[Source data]

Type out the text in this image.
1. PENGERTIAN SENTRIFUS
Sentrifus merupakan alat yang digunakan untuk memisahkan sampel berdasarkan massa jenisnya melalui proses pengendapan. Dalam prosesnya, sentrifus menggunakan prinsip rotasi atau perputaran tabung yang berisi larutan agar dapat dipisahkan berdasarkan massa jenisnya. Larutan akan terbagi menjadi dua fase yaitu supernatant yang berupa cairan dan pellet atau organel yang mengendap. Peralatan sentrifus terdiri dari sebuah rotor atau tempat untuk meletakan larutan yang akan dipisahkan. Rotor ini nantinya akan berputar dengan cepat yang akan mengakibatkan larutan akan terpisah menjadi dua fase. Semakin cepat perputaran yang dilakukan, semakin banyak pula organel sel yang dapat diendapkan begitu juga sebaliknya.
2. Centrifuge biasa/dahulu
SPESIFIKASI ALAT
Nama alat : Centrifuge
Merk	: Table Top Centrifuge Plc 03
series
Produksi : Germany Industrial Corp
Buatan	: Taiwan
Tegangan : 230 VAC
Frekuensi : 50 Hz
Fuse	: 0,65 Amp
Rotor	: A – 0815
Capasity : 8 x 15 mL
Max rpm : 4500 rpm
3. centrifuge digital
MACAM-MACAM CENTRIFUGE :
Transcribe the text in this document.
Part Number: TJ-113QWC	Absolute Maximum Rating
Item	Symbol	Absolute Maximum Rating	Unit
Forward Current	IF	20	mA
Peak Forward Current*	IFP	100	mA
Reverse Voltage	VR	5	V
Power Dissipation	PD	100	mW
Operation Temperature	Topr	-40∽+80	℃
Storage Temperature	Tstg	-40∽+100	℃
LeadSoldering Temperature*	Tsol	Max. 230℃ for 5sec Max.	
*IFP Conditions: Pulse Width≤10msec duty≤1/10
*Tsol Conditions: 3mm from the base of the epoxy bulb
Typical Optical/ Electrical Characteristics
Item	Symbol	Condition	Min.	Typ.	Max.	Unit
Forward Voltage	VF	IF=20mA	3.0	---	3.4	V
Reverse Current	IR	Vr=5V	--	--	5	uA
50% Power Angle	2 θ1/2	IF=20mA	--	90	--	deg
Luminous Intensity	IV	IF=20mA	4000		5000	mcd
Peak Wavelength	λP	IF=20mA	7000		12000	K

YOUR INSTRUCTIONS
Retype every entry word for word.

WRITTEN REPLY
Type out the text in this image.
1. PENGERTIAN SENTRIFUS
Sentrifus merupakan alat yang digunakan untuk memisahkan sampel berdasarkan massa jenisnya melalui proses pengendapan. Dalam prosesnya, sentrifus menggunakan prinsip rotasi atau perputaran tabung yang berisi larutan agar dapat dipisahkan berdasarkan massa jenisnya. Larutan akan terbagi menjadi dua fase yaitu supernatant yang berupa cairan dan pellet atau organel yang mengendap. Peralatan sentrifus terdiri dari sebuah rotor atau tempat untuk meletakan larutan yang akan dipisahkan. Rotor ini nantinya akan berputar dengan cepat yang akan mengakibatkan larutan akan terpisah menjadi dua fase. Semakin cepat perputaran yang dilakukan, semakin banyak pula organel sel yang dapat diendapkan begitu juga sebaliknya.
2. Centrifuge biasa/dahulu
SPESIFIKASI ALAT
Nama alat : Centrifuge
Merk	: Table Top Centrifuge Plc 03
series
Produksi : Germany Industrial Corp
Buatan	: Taiwan
Tegangan : 230 VAC
Frekuensi : 50 Hz
Fuse	: 0,65 Amp
Rotor	: A – 0815
Capasity : 8 x 15 mL
Max rpm : 4500 rpm
3. centrifuge digital
MACAM-MACAM CENTRIFUGE :
Transcribe the text in this document.
Part Number: TJ-113QWC	Absolute Maximum Rating
Item	Symbol	Absolute Maximum Rating	Unit
Forward Current	IF	20	mA
Peak Forward Current*	IFP	100	mA
Reverse Voltage	VR	5	V
Power Dissipation	PD	100	mW
Operation Temperature	Topr	-40∽+80	℃
Storage Temperature	Tstg	-40∽+100	℃
LeadSoldering Temperature*	Tsol	Max. 230℃ for 5sec Max.	
*IFP Conditions: Pulse Width≤10msec duty≤1/10
*Tsol Conditions: 3mm from the base of the epoxy bulb
Typical Optical/ Electrical Characteristics
Item	Symbol	Condition	Min.	Typ.	Max.	Unit
Forward Voltage	VF	IF=20mA	3.0	---	3.4	V
Reverse Current	IR	Vr=5V	--	--	5	uA
50% Power Angle	2 θ1/2	IF=20mA	--	90	--	deg
Luminous Intensity	IV	IF=20mA	4000		5000	mcd
Peak Wavelength	λP	IF=20mA	7000		12000	K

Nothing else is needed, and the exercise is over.